[Aim]
Without including any pictures, write out the listing below exactly.

++++++

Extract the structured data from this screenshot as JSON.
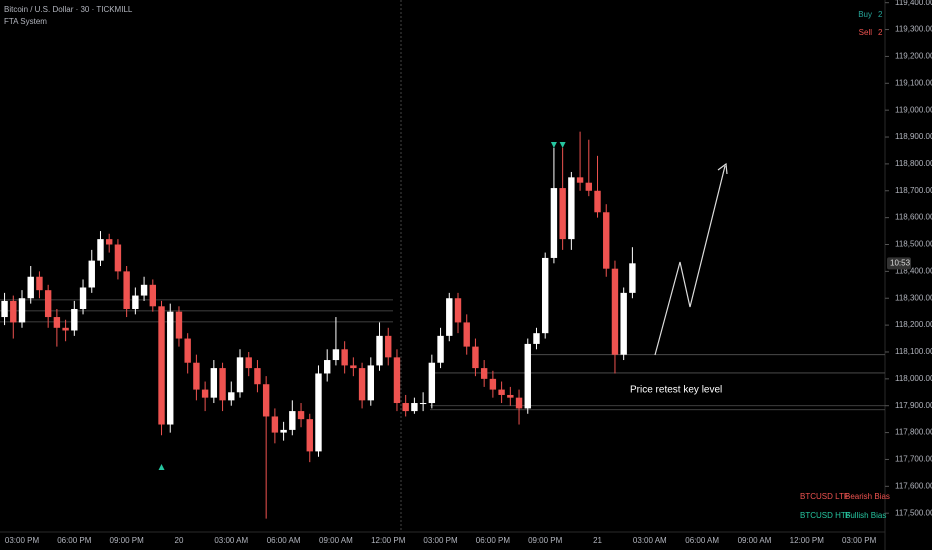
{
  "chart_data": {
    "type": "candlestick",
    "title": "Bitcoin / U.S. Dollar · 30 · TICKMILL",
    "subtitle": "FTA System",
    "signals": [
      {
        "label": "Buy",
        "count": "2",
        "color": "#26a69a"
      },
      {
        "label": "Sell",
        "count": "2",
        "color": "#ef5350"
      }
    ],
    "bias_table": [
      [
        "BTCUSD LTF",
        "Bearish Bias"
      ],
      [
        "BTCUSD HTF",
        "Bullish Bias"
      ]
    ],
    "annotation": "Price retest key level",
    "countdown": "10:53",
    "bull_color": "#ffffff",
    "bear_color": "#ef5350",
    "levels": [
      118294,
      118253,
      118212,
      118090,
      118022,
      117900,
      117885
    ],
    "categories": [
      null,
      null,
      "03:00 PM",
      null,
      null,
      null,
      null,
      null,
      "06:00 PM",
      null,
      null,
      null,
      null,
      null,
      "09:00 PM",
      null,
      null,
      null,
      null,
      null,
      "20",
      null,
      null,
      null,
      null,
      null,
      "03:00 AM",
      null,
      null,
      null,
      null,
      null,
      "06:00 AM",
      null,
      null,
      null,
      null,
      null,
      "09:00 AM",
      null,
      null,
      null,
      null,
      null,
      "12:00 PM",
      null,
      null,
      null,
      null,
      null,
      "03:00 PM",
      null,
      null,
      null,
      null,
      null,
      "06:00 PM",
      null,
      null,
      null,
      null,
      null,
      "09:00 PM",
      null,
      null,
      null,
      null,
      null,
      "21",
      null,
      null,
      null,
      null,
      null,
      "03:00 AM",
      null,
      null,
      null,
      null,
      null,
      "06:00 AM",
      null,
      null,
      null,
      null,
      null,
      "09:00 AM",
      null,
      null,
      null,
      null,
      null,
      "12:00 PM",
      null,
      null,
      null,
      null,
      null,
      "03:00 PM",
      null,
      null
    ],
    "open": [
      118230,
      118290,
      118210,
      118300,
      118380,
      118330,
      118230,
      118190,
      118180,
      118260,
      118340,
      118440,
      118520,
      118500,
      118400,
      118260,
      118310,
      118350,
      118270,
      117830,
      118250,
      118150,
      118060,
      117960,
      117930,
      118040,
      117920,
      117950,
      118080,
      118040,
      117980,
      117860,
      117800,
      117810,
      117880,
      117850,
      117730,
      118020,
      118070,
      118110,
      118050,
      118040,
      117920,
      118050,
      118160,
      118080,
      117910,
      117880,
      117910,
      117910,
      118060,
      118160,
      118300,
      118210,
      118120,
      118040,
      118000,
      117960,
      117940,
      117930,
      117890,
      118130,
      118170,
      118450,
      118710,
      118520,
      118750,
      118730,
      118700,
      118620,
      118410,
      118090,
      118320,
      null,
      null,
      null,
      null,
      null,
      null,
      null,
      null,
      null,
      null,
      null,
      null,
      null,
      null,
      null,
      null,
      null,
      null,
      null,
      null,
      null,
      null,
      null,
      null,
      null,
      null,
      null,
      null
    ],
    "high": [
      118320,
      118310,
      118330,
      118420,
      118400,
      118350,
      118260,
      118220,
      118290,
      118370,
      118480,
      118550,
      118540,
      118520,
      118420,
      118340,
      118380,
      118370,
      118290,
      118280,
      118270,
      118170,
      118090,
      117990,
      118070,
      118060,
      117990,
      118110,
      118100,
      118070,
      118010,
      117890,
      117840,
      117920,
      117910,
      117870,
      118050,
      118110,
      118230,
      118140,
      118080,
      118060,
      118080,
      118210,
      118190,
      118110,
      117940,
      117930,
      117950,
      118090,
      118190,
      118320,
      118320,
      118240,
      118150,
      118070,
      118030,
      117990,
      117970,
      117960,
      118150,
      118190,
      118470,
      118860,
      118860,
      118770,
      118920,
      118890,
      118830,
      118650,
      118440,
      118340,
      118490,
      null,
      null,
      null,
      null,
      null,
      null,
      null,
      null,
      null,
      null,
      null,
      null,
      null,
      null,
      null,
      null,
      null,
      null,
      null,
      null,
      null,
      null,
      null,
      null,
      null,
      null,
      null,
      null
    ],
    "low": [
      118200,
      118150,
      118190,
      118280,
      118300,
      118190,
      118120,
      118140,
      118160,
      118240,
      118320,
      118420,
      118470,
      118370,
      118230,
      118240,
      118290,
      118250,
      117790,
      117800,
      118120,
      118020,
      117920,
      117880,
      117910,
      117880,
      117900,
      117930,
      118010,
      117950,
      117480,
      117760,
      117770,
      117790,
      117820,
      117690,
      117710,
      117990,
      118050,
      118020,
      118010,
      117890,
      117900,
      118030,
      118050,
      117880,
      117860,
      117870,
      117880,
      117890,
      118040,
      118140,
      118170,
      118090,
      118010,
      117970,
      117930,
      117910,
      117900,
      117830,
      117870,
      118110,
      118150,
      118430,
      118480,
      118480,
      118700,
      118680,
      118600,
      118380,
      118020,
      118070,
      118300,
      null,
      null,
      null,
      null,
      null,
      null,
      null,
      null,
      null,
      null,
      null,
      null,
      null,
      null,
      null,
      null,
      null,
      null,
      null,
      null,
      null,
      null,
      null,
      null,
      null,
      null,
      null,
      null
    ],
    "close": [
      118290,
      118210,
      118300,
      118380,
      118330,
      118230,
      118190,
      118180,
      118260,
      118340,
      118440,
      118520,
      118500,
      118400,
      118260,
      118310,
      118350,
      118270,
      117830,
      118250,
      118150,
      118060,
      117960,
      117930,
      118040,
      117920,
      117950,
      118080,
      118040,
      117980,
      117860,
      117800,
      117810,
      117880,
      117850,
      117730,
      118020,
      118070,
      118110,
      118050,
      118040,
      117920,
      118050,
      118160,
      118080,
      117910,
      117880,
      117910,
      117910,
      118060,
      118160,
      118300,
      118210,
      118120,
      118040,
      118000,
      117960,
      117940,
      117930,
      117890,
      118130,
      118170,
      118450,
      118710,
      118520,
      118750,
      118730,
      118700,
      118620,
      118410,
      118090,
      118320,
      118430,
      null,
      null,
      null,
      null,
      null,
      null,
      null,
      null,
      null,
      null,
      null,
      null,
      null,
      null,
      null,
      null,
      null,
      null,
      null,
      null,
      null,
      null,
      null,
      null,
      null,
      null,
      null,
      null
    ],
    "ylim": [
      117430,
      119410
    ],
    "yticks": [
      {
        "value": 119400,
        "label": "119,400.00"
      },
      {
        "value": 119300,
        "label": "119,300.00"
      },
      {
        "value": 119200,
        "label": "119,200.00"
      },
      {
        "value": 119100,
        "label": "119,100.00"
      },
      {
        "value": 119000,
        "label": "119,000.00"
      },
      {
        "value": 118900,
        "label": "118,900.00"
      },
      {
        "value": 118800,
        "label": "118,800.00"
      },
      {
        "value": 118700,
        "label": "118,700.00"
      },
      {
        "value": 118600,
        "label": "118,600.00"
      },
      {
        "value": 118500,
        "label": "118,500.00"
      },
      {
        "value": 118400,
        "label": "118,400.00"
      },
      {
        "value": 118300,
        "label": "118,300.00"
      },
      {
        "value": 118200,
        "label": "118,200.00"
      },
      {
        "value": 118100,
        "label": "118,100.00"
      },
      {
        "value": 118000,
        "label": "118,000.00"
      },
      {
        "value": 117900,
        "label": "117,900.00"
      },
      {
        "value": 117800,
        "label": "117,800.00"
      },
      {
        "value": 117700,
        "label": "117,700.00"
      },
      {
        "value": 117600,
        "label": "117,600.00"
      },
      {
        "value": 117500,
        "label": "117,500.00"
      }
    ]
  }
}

++++++

[Problem solution]
Extract the structured data from this screenshot as JSON.
{
  "chart_data": {
    "type": "candlestick",
    "title": "Bitcoin / U.S. Dollar · 30 · TICKMILL",
    "subtitle": "FTA System",
    "signals": [
      {
        "label": "Buy",
        "count": "2",
        "color": "#26a69a"
      },
      {
        "label": "Sell",
        "count": "2",
        "color": "#ef5350"
      }
    ],
    "bias_table": [
      [
        "BTCUSD LTF",
        "Bearish Bias"
      ],
      [
        "BTCUSD HTF",
        "Bullish Bias"
      ]
    ],
    "annotation": "Price retest key level",
    "countdown": "10:53",
    "bull_color": "#ffffff",
    "bear_color": "#ef5350",
    "levels": [
      118294,
      118253,
      118212,
      118090,
      118022,
      117900,
      117885
    ],
    "categories": [
      null,
      null,
      "03:00 PM",
      null,
      null,
      null,
      null,
      null,
      "06:00 PM",
      null,
      null,
      null,
      null,
      null,
      "09:00 PM",
      null,
      null,
      null,
      null,
      null,
      "20",
      null,
      null,
      null,
      null,
      null,
      "03:00 AM",
      null,
      null,
      null,
      null,
      null,
      "06:00 AM",
      null,
      null,
      null,
      null,
      null,
      "09:00 AM",
      null,
      null,
      null,
      null,
      null,
      "12:00 PM",
      null,
      null,
      null,
      null,
      null,
      "03:00 PM",
      null,
      null,
      null,
      null,
      null,
      "06:00 PM",
      null,
      null,
      null,
      null,
      null,
      "09:00 PM",
      null,
      null,
      null,
      null,
      null,
      "21",
      null,
      null,
      null,
      null,
      null,
      "03:00 AM",
      null,
      null,
      null,
      null,
      null,
      "06:00 AM",
      null,
      null,
      null,
      null,
      null,
      "09:00 AM",
      null,
      null,
      null,
      null,
      null,
      "12:00 PM",
      null,
      null,
      null,
      null,
      null,
      "03:00 PM",
      null,
      null
    ],
    "open": [
      118230,
      118290,
      118210,
      118300,
      118380,
      118330,
      118230,
      118190,
      118180,
      118260,
      118340,
      118440,
      118520,
      118500,
      118400,
      118260,
      118310,
      118350,
      118270,
      117830,
      118250,
      118150,
      118060,
      117960,
      117930,
      118040,
      117920,
      117950,
      118080,
      118040,
      117980,
      117860,
      117800,
      117810,
      117880,
      117850,
      117730,
      118020,
      118070,
      118110,
      118050,
      118040,
      117920,
      118050,
      118160,
      118080,
      117910,
      117880,
      117910,
      117910,
      118060,
      118160,
      118300,
      118210,
      118120,
      118040,
      118000,
      117960,
      117940,
      117930,
      117890,
      118130,
      118170,
      118450,
      118710,
      118520,
      118750,
      118730,
      118700,
      118620,
      118410,
      118090,
      118320,
      null,
      null,
      null,
      null,
      null,
      null,
      null,
      null,
      null,
      null,
      null,
      null,
      null,
      null,
      null,
      null,
      null,
      null,
      null,
      null,
      null,
      null,
      null,
      null,
      null,
      null,
      null,
      null
    ],
    "high": [
      118320,
      118310,
      118330,
      118420,
      118400,
      118350,
      118260,
      118220,
      118290,
      118370,
      118480,
      118550,
      118540,
      118520,
      118420,
      118340,
      118380,
      118370,
      118290,
      118280,
      118270,
      118170,
      118090,
      117990,
      118070,
      118060,
      117990,
      118110,
      118100,
      118070,
      118010,
      117890,
      117840,
      117920,
      117910,
      117870,
      118050,
      118110,
      118230,
      118140,
      118080,
      118060,
      118080,
      118210,
      118190,
      118110,
      117940,
      117930,
      117950,
      118090,
      118190,
      118320,
      118320,
      118240,
      118150,
      118070,
      118030,
      117990,
      117970,
      117960,
      118150,
      118190,
      118470,
      118860,
      118860,
      118770,
      118920,
      118890,
      118830,
      118650,
      118440,
      118340,
      118490,
      null,
      null,
      null,
      null,
      null,
      null,
      null,
      null,
      null,
      null,
      null,
      null,
      null,
      null,
      null,
      null,
      null,
      null,
      null,
      null,
      null,
      null,
      null,
      null,
      null,
      null,
      null,
      null
    ],
    "low": [
      118200,
      118150,
      118190,
      118280,
      118300,
      118190,
      118120,
      118140,
      118160,
      118240,
      118320,
      118420,
      118470,
      118370,
      118230,
      118240,
      118290,
      118250,
      117790,
      117800,
      118120,
      118020,
      117920,
      117880,
      117910,
      117880,
      117900,
      117930,
      118010,
      117950,
      117480,
      117760,
      117770,
      117790,
      117820,
      117690,
      117710,
      117990,
      118050,
      118020,
      118010,
      117890,
      117900,
      118030,
      118050,
      117880,
      117860,
      117870,
      117880,
      117890,
      118040,
      118140,
      118170,
      118090,
      118010,
      117970,
      117930,
      117910,
      117900,
      117830,
      117870,
      118110,
      118150,
      118430,
      118480,
      118480,
      118700,
      118680,
      118600,
      118380,
      118020,
      118070,
      118300,
      null,
      null,
      null,
      null,
      null,
      null,
      null,
      null,
      null,
      null,
      null,
      null,
      null,
      null,
      null,
      null,
      null,
      null,
      null,
      null,
      null,
      null,
      null,
      null,
      null,
      null,
      null,
      null
    ],
    "close": [
      118290,
      118210,
      118300,
      118380,
      118330,
      118230,
      118190,
      118180,
      118260,
      118340,
      118440,
      118520,
      118500,
      118400,
      118260,
      118310,
      118350,
      118270,
      117830,
      118250,
      118150,
      118060,
      117960,
      117930,
      118040,
      117920,
      117950,
      118080,
      118040,
      117980,
      117860,
      117800,
      117810,
      117880,
      117850,
      117730,
      118020,
      118070,
      118110,
      118050,
      118040,
      117920,
      118050,
      118160,
      118080,
      117910,
      117880,
      117910,
      117910,
      118060,
      118160,
      118300,
      118210,
      118120,
      118040,
      118000,
      117960,
      117940,
      117930,
      117890,
      118130,
      118170,
      118450,
      118710,
      118520,
      118750,
      118730,
      118700,
      118620,
      118410,
      118090,
      118320,
      118430,
      null,
      null,
      null,
      null,
      null,
      null,
      null,
      null,
      null,
      null,
      null,
      null,
      null,
      null,
      null,
      null,
      null,
      null,
      null,
      null,
      null,
      null,
      null,
      null,
      null,
      null,
      null,
      null
    ],
    "ylim": [
      117430,
      119410
    ],
    "yticks": [
      {
        "value": 119400,
        "label": "119,400.00"
      },
      {
        "value": 119300,
        "label": "119,300.00"
      },
      {
        "value": 119200,
        "label": "119,200.00"
      },
      {
        "value": 119100,
        "label": "119,100.00"
      },
      {
        "value": 119000,
        "label": "119,000.00"
      },
      {
        "value": 118900,
        "label": "118,900.00"
      },
      {
        "value": 118800,
        "label": "118,800.00"
      },
      {
        "value": 118700,
        "label": "118,700.00"
      },
      {
        "value": 118600,
        "label": "118,600.00"
      },
      {
        "value": 118500,
        "label": "118,500.00"
      },
      {
        "value": 118400,
        "label": "118,400.00"
      },
      {
        "value": 118300,
        "label": "118,300.00"
      },
      {
        "value": 118200,
        "label": "118,200.00"
      },
      {
        "value": 118100,
        "label": "118,100.00"
      },
      {
        "value": 118000,
        "label": "118,000.00"
      },
      {
        "value": 117900,
        "label": "117,900.00"
      },
      {
        "value": 117800,
        "label": "117,800.00"
      },
      {
        "value": 117700,
        "label": "117,700.00"
      },
      {
        "value": 117600,
        "label": "117,600.00"
      },
      {
        "value": 117500,
        "label": "117,500.00"
      }
    ]
  }
}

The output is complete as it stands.